= Work to be completed =
Repeat, line for line, the entries printed below.

Stored data entries:
::::::::::

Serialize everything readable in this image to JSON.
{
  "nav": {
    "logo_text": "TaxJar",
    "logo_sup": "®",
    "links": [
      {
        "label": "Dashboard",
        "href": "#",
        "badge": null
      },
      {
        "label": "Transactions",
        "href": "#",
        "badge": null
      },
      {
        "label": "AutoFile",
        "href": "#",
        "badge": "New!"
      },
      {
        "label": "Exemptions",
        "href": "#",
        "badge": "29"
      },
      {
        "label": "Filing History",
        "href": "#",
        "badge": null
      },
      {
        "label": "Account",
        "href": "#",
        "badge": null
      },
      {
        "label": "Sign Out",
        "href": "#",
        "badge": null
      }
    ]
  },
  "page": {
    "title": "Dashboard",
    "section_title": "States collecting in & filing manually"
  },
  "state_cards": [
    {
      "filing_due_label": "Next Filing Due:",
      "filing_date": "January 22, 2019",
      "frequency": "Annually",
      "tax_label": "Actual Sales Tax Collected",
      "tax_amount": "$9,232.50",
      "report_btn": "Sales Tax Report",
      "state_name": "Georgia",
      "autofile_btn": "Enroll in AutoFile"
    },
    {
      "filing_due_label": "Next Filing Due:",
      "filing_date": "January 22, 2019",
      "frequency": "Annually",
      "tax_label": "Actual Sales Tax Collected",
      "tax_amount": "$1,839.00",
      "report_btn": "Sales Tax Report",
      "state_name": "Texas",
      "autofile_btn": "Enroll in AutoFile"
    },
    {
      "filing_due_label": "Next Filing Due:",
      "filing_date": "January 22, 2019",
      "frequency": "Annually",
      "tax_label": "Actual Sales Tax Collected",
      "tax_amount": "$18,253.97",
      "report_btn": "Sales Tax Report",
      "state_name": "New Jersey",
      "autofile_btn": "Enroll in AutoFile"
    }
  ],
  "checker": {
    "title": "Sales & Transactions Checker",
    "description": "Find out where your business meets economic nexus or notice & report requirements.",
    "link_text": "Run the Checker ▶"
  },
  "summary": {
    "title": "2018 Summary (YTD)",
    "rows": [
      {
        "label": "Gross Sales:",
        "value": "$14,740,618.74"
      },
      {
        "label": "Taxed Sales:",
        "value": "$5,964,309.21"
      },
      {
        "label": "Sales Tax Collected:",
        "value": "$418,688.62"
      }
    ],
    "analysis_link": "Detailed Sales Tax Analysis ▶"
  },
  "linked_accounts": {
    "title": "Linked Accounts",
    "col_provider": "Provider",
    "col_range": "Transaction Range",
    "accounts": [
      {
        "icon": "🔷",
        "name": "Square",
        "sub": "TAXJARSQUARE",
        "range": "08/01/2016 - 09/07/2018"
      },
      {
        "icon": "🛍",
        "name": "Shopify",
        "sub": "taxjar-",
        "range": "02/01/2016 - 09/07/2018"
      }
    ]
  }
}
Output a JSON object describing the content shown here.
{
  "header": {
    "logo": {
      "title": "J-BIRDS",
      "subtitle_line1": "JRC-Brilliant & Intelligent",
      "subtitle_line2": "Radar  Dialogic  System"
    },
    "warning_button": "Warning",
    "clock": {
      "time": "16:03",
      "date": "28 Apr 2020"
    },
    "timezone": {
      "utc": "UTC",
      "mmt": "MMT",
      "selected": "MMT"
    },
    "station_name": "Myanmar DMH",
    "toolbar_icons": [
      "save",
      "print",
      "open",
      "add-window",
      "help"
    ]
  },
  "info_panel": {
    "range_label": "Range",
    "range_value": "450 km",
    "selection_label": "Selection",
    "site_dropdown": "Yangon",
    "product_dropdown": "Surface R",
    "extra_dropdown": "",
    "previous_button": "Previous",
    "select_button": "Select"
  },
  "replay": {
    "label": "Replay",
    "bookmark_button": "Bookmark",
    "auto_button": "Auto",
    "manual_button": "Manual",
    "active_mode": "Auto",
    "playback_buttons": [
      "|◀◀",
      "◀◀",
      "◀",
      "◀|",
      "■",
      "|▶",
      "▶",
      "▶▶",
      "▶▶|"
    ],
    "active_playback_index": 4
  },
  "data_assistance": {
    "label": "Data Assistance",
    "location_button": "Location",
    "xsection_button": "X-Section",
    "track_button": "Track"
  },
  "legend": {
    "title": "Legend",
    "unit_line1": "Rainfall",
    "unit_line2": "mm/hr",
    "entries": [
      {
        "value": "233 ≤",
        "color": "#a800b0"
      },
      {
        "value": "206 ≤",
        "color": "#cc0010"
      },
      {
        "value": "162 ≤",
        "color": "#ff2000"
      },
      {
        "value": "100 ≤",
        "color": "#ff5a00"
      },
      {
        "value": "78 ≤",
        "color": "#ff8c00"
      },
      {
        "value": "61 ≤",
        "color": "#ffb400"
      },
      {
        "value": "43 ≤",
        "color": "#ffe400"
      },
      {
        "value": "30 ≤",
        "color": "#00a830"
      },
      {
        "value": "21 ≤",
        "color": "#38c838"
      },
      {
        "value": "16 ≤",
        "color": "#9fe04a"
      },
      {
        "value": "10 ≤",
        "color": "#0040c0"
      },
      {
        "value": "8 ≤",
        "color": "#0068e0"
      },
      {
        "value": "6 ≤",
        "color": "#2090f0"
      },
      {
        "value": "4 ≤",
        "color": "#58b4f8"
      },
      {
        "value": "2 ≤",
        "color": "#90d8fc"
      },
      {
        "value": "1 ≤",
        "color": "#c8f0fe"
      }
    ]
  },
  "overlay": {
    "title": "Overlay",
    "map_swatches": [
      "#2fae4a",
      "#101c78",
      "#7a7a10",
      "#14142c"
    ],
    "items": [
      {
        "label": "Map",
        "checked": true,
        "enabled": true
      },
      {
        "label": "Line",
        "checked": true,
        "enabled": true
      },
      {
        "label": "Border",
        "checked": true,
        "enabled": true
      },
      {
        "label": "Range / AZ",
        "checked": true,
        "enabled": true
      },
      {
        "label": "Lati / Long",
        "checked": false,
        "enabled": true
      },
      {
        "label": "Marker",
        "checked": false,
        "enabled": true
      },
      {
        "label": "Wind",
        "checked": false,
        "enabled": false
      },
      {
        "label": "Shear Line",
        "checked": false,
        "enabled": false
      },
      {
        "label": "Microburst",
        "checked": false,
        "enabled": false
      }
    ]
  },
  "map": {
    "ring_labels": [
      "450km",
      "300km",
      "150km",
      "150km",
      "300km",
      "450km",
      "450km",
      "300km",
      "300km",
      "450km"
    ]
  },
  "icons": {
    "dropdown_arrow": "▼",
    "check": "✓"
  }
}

::::::::::

= The output =
Serialize everything readable in this image to JSON.
{
  "nav": {
    "logo_text": "TaxJar",
    "logo_sup": "®",
    "links": [
      {
        "label": "Dashboard",
        "href": "#",
        "badge": null
      },
      {
        "label": "Transactions",
        "href": "#",
        "badge": null
      },
      {
        "label": "AutoFile",
        "href": "#",
        "badge": "New!"
      },
      {
        "label": "Exemptions",
        "href": "#",
        "badge": "29"
      },
      {
        "label": "Filing History",
        "href": "#",
        "badge": null
      },
      {
        "label": "Account",
        "href": "#",
        "badge": null
      },
      {
        "label": "Sign Out",
        "href": "#",
        "badge": null
      }
    ]
  },
  "page": {
    "title": "Dashboard",
    "section_title": "States collecting in & filing manually"
  },
  "state_cards": [
    {
      "filing_due_label": "Next Filing Due:",
      "filing_date": "January 22, 2019",
      "frequency": "Annually",
      "tax_label": "Actual Sales Tax Collected",
      "tax_amount": "$9,232.50",
      "report_btn": "Sales Tax Report",
      "state_name": "Georgia",
      "autofile_btn": "Enroll in AutoFile"
    },
    {
      "filing_due_label": "Next Filing Due:",
      "filing_date": "January 22, 2019",
      "frequency": "Annually",
      "tax_label": "Actual Sales Tax Collected",
      "tax_amount": "$1,839.00",
      "report_btn": "Sales Tax Report",
      "state_name": "Texas",
      "autofile_btn": "Enroll in AutoFile"
    },
    {
      "filing_due_label": "Next Filing Due:",
      "filing_date": "January 22, 2019",
      "frequency": "Annually",
      "tax_label": "Actual Sales Tax Collected",
      "tax_amount": "$18,253.97",
      "report_btn": "Sales Tax Report",
      "state_name": "New Jersey",
      "autofile_btn": "Enroll in AutoFile"
    }
  ],
  "checker": {
    "title": "Sales & Transactions Checker",
    "description": "Find out where your business meets economic nexus or notice & report requirements.",
    "link_text": "Run the Checker ▶"
  },
  "summary": {
    "title": "2018 Summary (YTD)",
    "rows": [
      {
        "label": "Gross Sales:",
        "value": "$14,740,618.74"
      },
      {
        "label": "Taxed Sales:",
        "value": "$5,964,309.21"
      },
      {
        "label": "Sales Tax Collected:",
        "value": "$418,688.62"
      }
    ],
    "analysis_link": "Detailed Sales Tax Analysis ▶"
  },
  "linked_accounts": {
    "title": "Linked Accounts",
    "col_provider": "Provider",
    "col_range": "Transaction Range",
    "accounts": [
      {
        "icon": "🔷",
        "name": "Square",
        "sub": "TAXJARSQUARE",
        "range": "08/01/2016 - 09/07/2018"
      },
      {
        "icon": "🛍",
        "name": "Shopify",
        "sub": "taxjar-",
        "range": "02/01/2016 - 09/07/2018"
      }
    ]
  }
}
Output a JSON object describing the content shown here.
{
  "header": {
    "logo": {
      "title": "J-BIRDS",
      "subtitle_line1": "JRC-Brilliant & Intelligent",
      "subtitle_line2": "Radar  Dialogic  System"
    },
    "warning_button": "Warning",
    "clock": {
      "time": "16:03",
      "date": "28 Apr 2020"
    },
    "timezone": {
      "utc": "UTC",
      "mmt": "MMT",
      "selected": "MMT"
    },
    "station_name": "Myanmar DMH",
    "toolbar_icons": [
      "save",
      "print",
      "open",
      "add-window",
      "help"
    ]
  },
  "info_panel": {
    "range_label": "Range",
    "range_value": "450 km",
    "selection_label": "Selection",
    "site_dropdown": "Yangon",
    "product_dropdown": "Surface R",
    "extra_dropdown": "",
    "previous_button": "Previous",
    "select_button": "Select"
  },
  "replay": {
    "label": "Replay",
    "bookmark_button": "Bookmark",
    "auto_button": "Auto",
    "manual_button": "Manual",
    "active_mode": "Auto",
    "playback_buttons": [
      "|◀◀",
      "◀◀",
      "◀",
      "◀|",
      "■",
      "|▶",
      "▶",
      "▶▶",
      "▶▶|"
    ],
    "active_playback_index": 4
  },
  "data_assistance": {
    "label": "Data Assistance",
    "location_button": "Location",
    "xsection_button": "X-Section",
    "track_button": "Track"
  },
  "legend": {
    "title": "Legend",
    "unit_line1": "Rainfall",
    "unit_line2": "mm/hr",
    "entries": [
      {
        "value": "233 ≤",
        "color": "#a800b0"
      },
      {
        "value": "206 ≤",
        "color": "#cc0010"
      },
      {
        "value": "162 ≤",
        "color": "#ff2000"
      },
      {
        "value": "100 ≤",
        "color": "#ff5a00"
      },
      {
        "value": "78 ≤",
        "color": "#ff8c00"
      },
      {
        "value": "61 ≤",
        "color": "#ffb400"
      },
      {
        "value": "43 ≤",
        "color": "#ffe400"
      },
      {
        "value": "30 ≤",
        "color": "#00a830"
      },
      {
        "value": "21 ≤",
        "color": "#38c838"
      },
      {
        "value": "16 ≤",
        "color": "#9fe04a"
      },
      {
        "value": "10 ≤",
        "color": "#0040c0"
      },
      {
        "value": "8 ≤",
        "color": "#0068e0"
      },
      {
        "value": "6 ≤",
        "color": "#2090f0"
      },
      {
        "value": "4 ≤",
        "color": "#58b4f8"
      },
      {
        "value": "2 ≤",
        "color": "#90d8fc"
      },
      {
        "value": "1 ≤",
        "color": "#c8f0fe"
      }
    ]
  },
  "overlay": {
    "title": "Overlay",
    "map_swatches": [
      "#2fae4a",
      "#101c78",
      "#7a7a10",
      "#14142c"
    ],
    "items": [
      {
        "label": "Map",
        "checked": true,
        "enabled": true
      },
      {
        "label": "Line",
        "checked": true,
        "enabled": true
      },
      {
        "label": "Border",
        "checked": true,
        "enabled": true
      },
      {
        "label": "Range / AZ",
        "checked": true,
        "enabled": true
      },
      {
        "label": "Lati / Long",
        "checked": false,
        "enabled": true
      },
      {
        "label": "Marker",
        "checked": false,
        "enabled": true
      },
      {
        "label": "Wind",
        "checked": false,
        "enabled": false
      },
      {
        "label": "Shear Line",
        "checked": false,
        "enabled": false
      },
      {
        "label": "Microburst",
        "checked": false,
        "enabled": false
      }
    ]
  },
  "map": {
    "ring_labels": [
      "450km",
      "300km",
      "150km",
      "150km",
      "300km",
      "450km",
      "450km",
      "300km",
      "300km",
      "450km"
    ]
  },
  "icons": {
    "dropdown_arrow": "▼",
    "check": "✓"
  }
}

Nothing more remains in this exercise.